> _Written task_
Reproduce the records below verbatim, from their start through the line containing "sun-icon: 9+: [20, 858, 47, 886]", including that line, and nothing else.

Listings of boxed layout items
──────────────────────────────
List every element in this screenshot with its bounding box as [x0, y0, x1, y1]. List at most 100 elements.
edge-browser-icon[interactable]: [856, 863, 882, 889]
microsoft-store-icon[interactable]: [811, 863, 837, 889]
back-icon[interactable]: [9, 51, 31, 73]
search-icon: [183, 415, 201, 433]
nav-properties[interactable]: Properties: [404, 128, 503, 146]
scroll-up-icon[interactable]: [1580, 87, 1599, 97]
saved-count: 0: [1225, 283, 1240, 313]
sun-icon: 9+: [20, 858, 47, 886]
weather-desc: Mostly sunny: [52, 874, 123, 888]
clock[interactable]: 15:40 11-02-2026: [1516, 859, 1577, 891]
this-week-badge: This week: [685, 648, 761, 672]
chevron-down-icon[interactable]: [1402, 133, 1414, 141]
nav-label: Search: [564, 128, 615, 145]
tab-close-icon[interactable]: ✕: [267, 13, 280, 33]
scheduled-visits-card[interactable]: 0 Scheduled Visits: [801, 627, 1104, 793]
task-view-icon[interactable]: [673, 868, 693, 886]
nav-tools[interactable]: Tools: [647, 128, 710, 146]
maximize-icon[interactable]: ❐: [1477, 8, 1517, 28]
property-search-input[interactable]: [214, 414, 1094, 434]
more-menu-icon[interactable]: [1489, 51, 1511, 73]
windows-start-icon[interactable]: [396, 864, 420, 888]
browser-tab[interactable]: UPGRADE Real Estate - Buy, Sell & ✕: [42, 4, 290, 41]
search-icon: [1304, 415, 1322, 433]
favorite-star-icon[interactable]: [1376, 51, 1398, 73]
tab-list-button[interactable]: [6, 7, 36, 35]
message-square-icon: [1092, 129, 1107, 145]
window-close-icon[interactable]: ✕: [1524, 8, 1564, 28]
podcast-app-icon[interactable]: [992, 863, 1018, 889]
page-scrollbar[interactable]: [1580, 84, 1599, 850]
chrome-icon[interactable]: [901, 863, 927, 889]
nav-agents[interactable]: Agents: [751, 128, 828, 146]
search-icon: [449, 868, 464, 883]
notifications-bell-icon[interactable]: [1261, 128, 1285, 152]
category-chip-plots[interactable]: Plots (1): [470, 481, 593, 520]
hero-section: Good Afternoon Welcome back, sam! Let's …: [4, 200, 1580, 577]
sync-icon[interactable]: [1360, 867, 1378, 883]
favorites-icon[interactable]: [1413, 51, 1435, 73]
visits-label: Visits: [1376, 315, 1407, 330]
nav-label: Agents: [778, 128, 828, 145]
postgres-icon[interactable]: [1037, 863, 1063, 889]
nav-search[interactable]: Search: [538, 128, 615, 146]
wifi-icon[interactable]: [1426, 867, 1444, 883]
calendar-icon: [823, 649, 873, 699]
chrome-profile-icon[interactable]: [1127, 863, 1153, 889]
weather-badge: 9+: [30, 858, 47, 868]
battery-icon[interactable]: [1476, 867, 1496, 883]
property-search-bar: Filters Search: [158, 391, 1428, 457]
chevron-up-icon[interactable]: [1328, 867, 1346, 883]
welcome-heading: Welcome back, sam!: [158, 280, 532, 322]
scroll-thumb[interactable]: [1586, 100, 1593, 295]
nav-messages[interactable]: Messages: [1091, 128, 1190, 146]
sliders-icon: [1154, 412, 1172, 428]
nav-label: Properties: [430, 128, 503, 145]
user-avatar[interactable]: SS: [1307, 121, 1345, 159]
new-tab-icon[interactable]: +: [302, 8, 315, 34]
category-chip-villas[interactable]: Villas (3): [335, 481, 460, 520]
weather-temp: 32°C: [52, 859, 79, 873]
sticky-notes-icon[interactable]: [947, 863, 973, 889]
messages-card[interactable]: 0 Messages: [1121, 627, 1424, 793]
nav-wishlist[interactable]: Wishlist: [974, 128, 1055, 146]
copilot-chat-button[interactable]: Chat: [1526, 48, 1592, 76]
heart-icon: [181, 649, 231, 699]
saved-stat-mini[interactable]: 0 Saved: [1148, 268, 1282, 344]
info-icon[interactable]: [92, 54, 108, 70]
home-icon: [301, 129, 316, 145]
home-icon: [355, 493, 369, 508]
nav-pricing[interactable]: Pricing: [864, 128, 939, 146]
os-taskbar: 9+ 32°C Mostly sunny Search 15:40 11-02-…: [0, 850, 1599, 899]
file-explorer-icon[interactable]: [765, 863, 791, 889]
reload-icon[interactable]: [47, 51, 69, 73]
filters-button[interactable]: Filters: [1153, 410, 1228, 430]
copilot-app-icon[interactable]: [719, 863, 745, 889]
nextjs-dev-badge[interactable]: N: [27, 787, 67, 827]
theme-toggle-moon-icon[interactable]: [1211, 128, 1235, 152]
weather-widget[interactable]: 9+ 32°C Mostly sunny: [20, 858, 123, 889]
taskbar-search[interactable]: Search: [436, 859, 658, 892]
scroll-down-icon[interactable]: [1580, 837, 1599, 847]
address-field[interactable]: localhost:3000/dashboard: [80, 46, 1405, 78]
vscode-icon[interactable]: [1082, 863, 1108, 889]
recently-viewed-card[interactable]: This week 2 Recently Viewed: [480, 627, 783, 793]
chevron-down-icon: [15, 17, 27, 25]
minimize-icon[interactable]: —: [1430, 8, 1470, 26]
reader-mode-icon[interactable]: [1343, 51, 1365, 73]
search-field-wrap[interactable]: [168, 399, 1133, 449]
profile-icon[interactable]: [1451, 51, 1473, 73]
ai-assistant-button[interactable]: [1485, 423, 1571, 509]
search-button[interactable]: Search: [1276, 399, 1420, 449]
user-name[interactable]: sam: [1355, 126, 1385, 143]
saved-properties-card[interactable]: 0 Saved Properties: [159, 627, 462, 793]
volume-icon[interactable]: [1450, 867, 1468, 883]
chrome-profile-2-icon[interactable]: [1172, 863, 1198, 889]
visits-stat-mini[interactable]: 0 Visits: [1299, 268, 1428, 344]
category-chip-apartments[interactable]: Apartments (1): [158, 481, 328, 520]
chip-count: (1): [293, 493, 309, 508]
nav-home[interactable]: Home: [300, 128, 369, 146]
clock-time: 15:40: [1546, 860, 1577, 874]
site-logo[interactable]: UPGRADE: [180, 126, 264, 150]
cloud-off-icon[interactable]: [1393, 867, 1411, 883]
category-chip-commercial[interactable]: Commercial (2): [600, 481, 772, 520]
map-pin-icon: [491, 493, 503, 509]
──────────────────────────────
> _Exercise output_
List every element in this screenshot with its bounding box as [x0, y0, x1, y1]. List at most 100 elements.
edge-browser-icon[interactable]: [856, 863, 882, 889]
microsoft-store-icon[interactable]: [811, 863, 837, 889]
back-icon[interactable]: [9, 51, 31, 73]
search-icon: [183, 415, 201, 433]
nav-properties[interactable]: Properties: [404, 128, 503, 146]
scroll-up-icon[interactable]: [1580, 87, 1599, 97]
saved-count: 0: [1225, 283, 1240, 313]
sun-icon: 9+: [20, 858, 47, 886]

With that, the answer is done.